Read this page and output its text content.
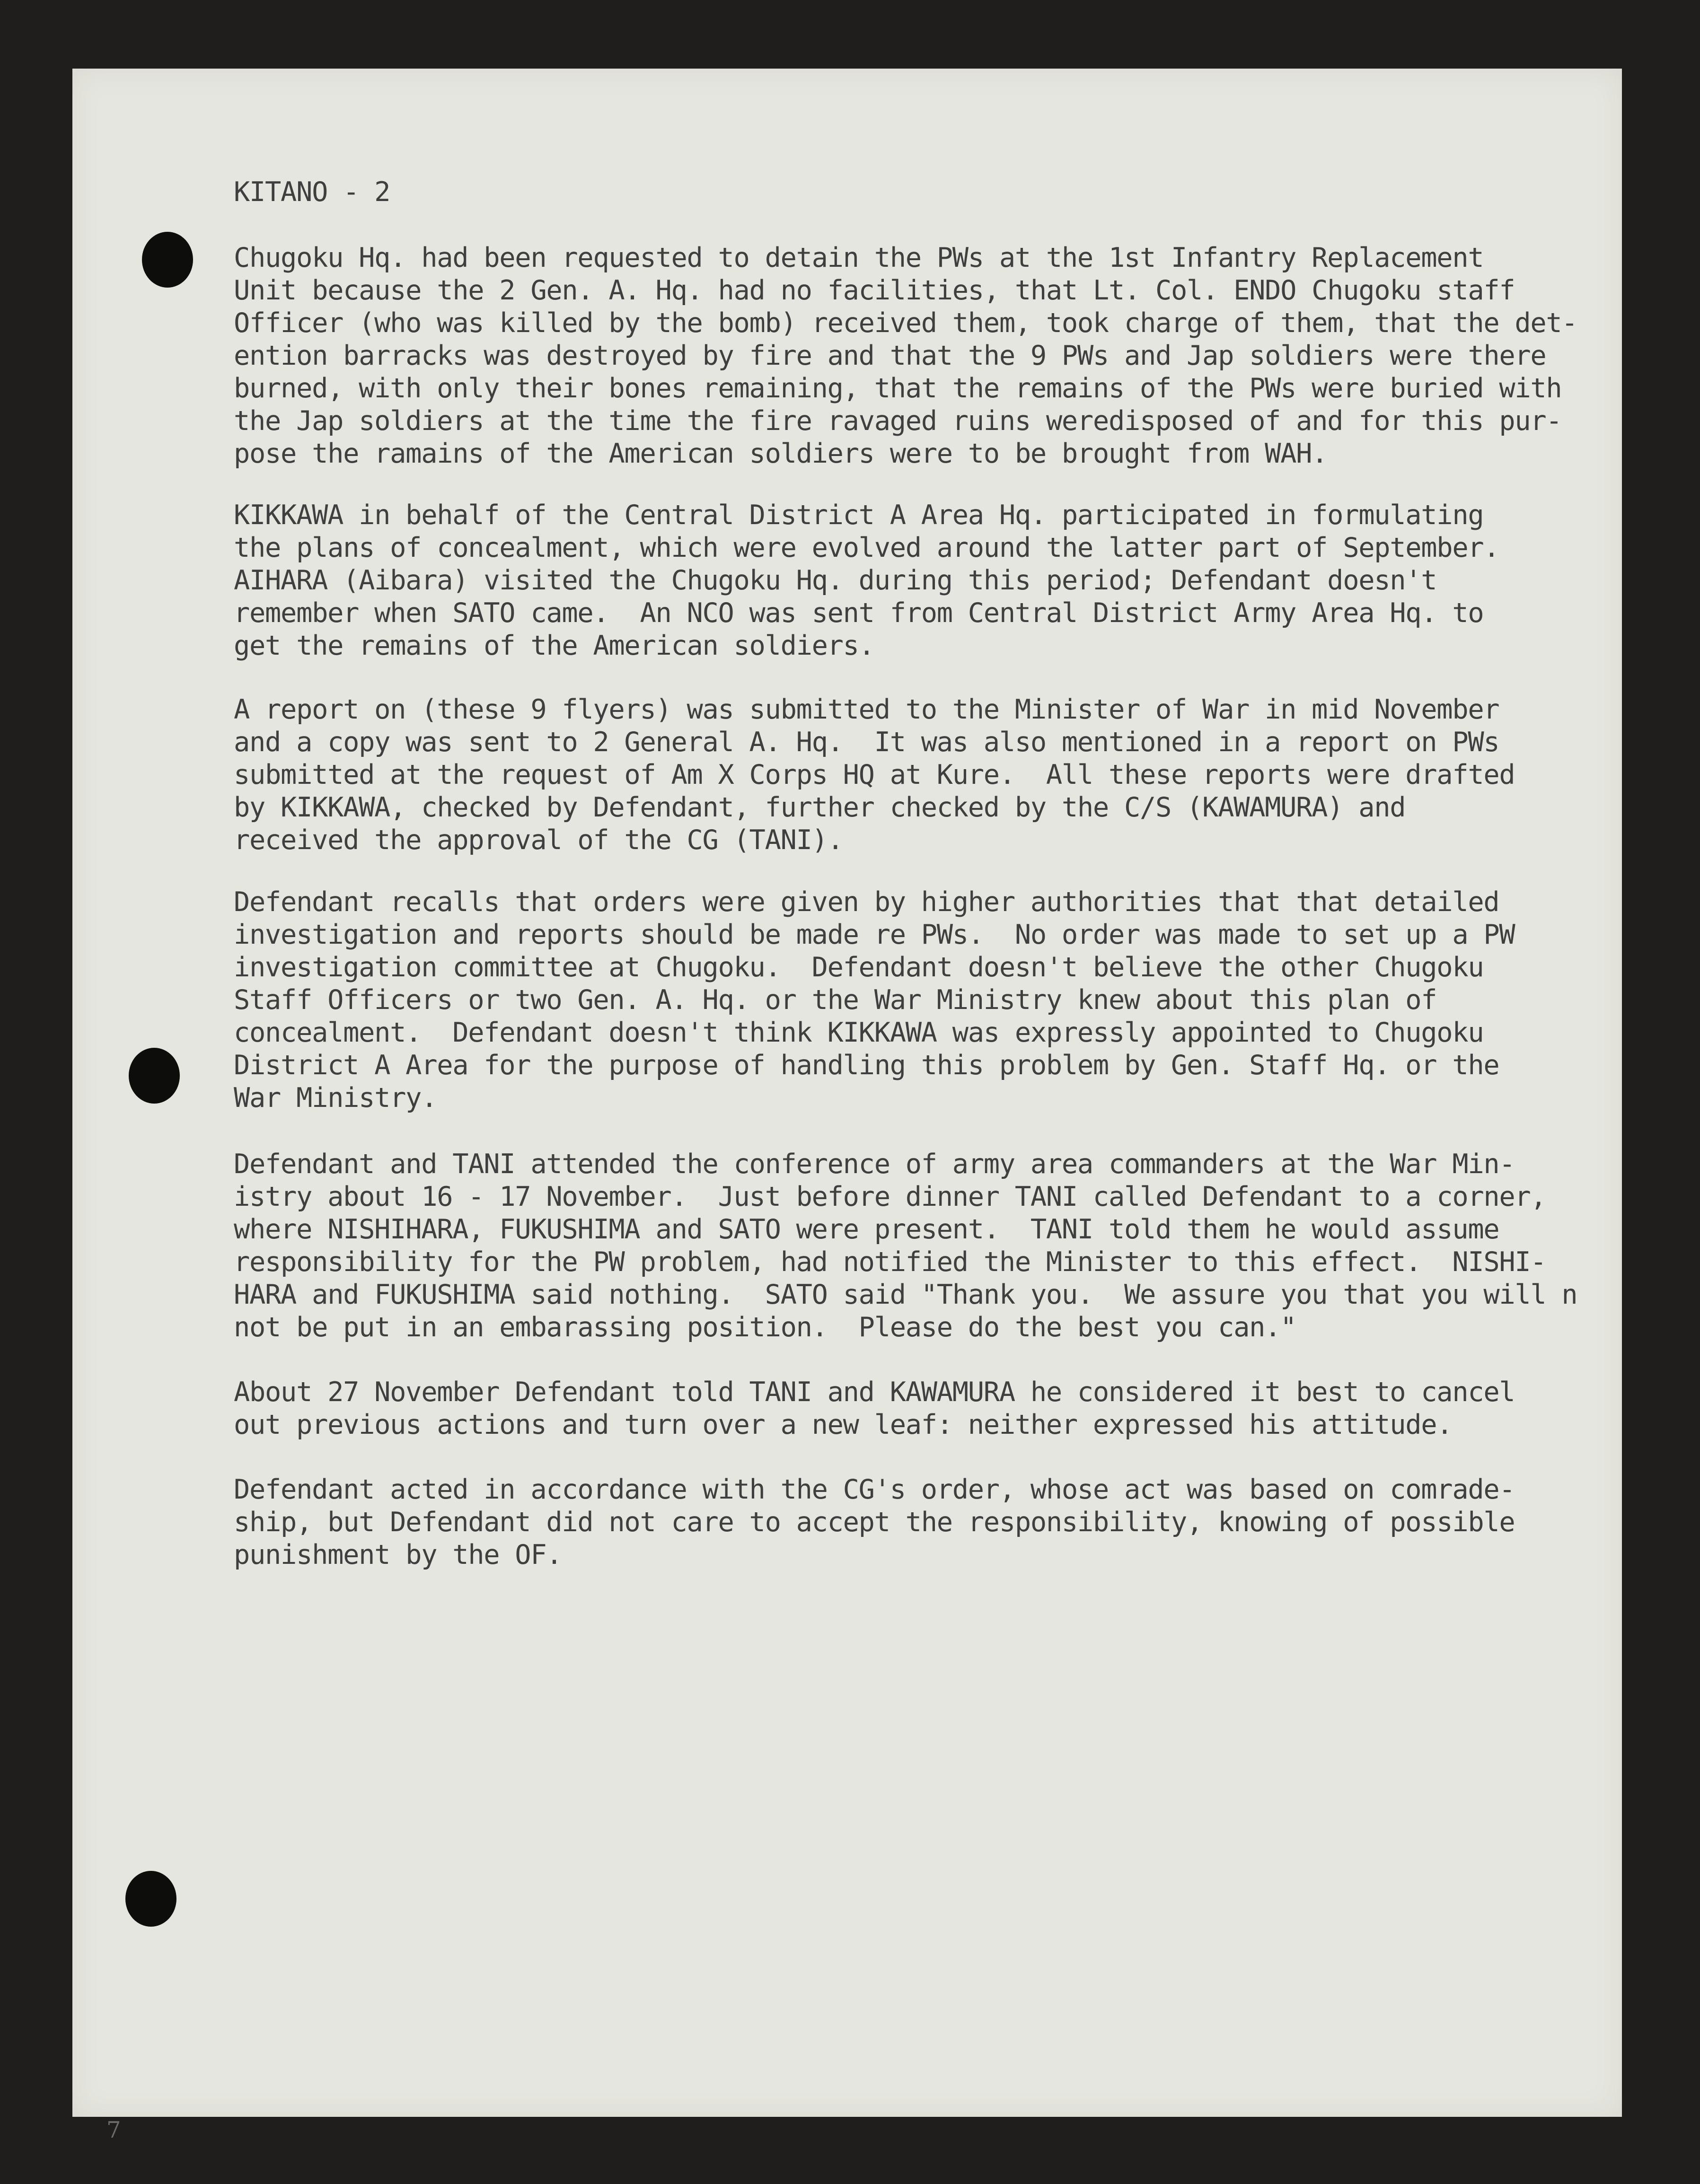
KITANO - 2
Chugoku Hq. had been requested to detain the PWs at the 1st Infantry Replacement
Unit because the 2 Gen. A. Hq. had no facilities, that Lt. Col. ENDO Chugoku staff
Officer (who was killed by the bomb) received them, took charge of them, that the det-
ention barracks was destroyed by fire and that the 9 PWs and Jap soldiers were there
burned, with only their bones remaining, that the remains of the PWs were buried with
the Jap soldiers at the time the fire ravaged ruins weredisposed of and for this pur-
pose the ramains of the American soldiers were to be brought from WAH.
KIKKAWA in behalf of the Central District A Area Hq. participated in formulating
the plans of concealment, which were evolved around the latter part of September.
AIHARA (Aibara) visited the Chugoku Hq. during this period; Defendant doesn't
remember when SATO came.  An NCO was sent from Central District Army Area Hq. to
get the remains of the American soldiers.
A report on (these 9 flyers) was submitted to the Minister of War in mid November
and a copy was sent to 2 General A. Hq.  It was also mentioned in a report on PWs
submitted at the request of Am X Corps HQ at Kure.  All these reports were drafted
by KIKKAWA, checked by Defendant, further checked by the C/S (KAWAMURA) and
received the approval of the CG (TANI).
Defendant recalls that orders were given by higher authorities that that detailed
investigation and reports should be made re PWs.  No order was made to set up a PW
investigation committee at Chugoku.  Defendant doesn't believe the other Chugoku
Staff Officers or two Gen. A. Hq. or the War Ministry knew about this plan of
concealment.  Defendant doesn't think KIKKAWA was expressly appointed to Chugoku
District A Area for the purpose of handling this problem by Gen. Staff Hq. or the
War Ministry.
Defendant and TANI attended the conference of army area commanders at the War Min-
istry about 16 - 17 November.  Just before dinner TANI called Defendant to a corner,
where NISHIHARA, FUKUSHIMA and SATO were present.  TANI told them he would assume
responsibility for the PW problem, had notified the Minister to this effect.  NISHI-
HARA and FUKUSHIMA said nothing.  SATO said "Thank you.  We assure you that you will n
not be put in an embarassing position.  Please do the best you can."
About 27 November Defendant told TANI and KAWAMURA he considered it best to cancel
out previous actions and turn over a new leaf: neither expressed his attitude.
Defendant acted in accordance with the CG's order, whose act was based on comrade-
ship, but Defendant did not care to accept the responsibility, knowing of possible
punishment by the OF.
7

^^^^

* **Exercise instructions**
Will you set down the records word for word while leaving out every picture?

* **Answer**
Read this page and output its text content.
KITANO - 2
Chugoku Hq. had been requested to detain the PWs at the 1st Infantry Replacement
Unit because the 2 Gen. A. Hq. had no facilities, that Lt. Col. ENDO Chugoku staff
Officer (who was killed by the bomb) received them, took charge of them, that the det-
ention barracks was destroyed by fire and that the 9 PWs and Jap soldiers were there
burned, with only their bones remaining, that the remains of the PWs were buried with
the Jap soldiers at the time the fire ravaged ruins weredisposed of and for this pur-
pose the ramains of the American soldiers were to be brought from WAH.
KIKKAWA in behalf of the Central District A Area Hq. participated in formulating
the plans of concealment, which were evolved around the latter part of September.
AIHARA (Aibara) visited the Chugoku Hq. during this period; Defendant doesn't
remember when SATO came.  An NCO was sent from Central District Army Area Hq. to
get the remains of the American soldiers.
A report on (these 9 flyers) was submitted to the Minister of War in mid November
and a copy was sent to 2 General A. Hq.  It was also mentioned in a report on PWs
submitted at the request of Am X Corps HQ at Kure.  All these reports were drafted
by KIKKAWA, checked by Defendant, further checked by the C/S (KAWAMURA) and
received the approval of the CG (TANI).
Defendant recalls that orders were given by higher authorities that that detailed
investigation and reports should be made re PWs.  No order was made to set up a PW
investigation committee at Chugoku.  Defendant doesn't believe the other Chugoku
Staff Officers or two Gen. A. Hq. or the War Ministry knew about this plan of
concealment.  Defendant doesn't think KIKKAWA was expressly appointed to Chugoku
District A Area for the purpose of handling this problem by Gen. Staff Hq. or the
War Ministry.
Defendant and TANI attended the conference of army area commanders at the War Min-
istry about 16 - 17 November.  Just before dinner TANI called Defendant to a corner,
where NISHIHARA, FUKUSHIMA and SATO were present.  TANI told them he would assume
responsibility for the PW problem, had notified the Minister to this effect.  NISHI-
HARA and FUKUSHIMA said nothing.  SATO said "Thank you.  We assure you that you will n
not be put in an embarassing position.  Please do the best you can."
About 27 November Defendant told TANI and KAWAMURA he considered it best to cancel
out previous actions and turn over a new leaf: neither expressed his attitude.
Defendant acted in accordance with the CG's order, whose act was based on comrade-
ship, but Defendant did not care to accept the responsibility, knowing of possible
punishment by the OF.
7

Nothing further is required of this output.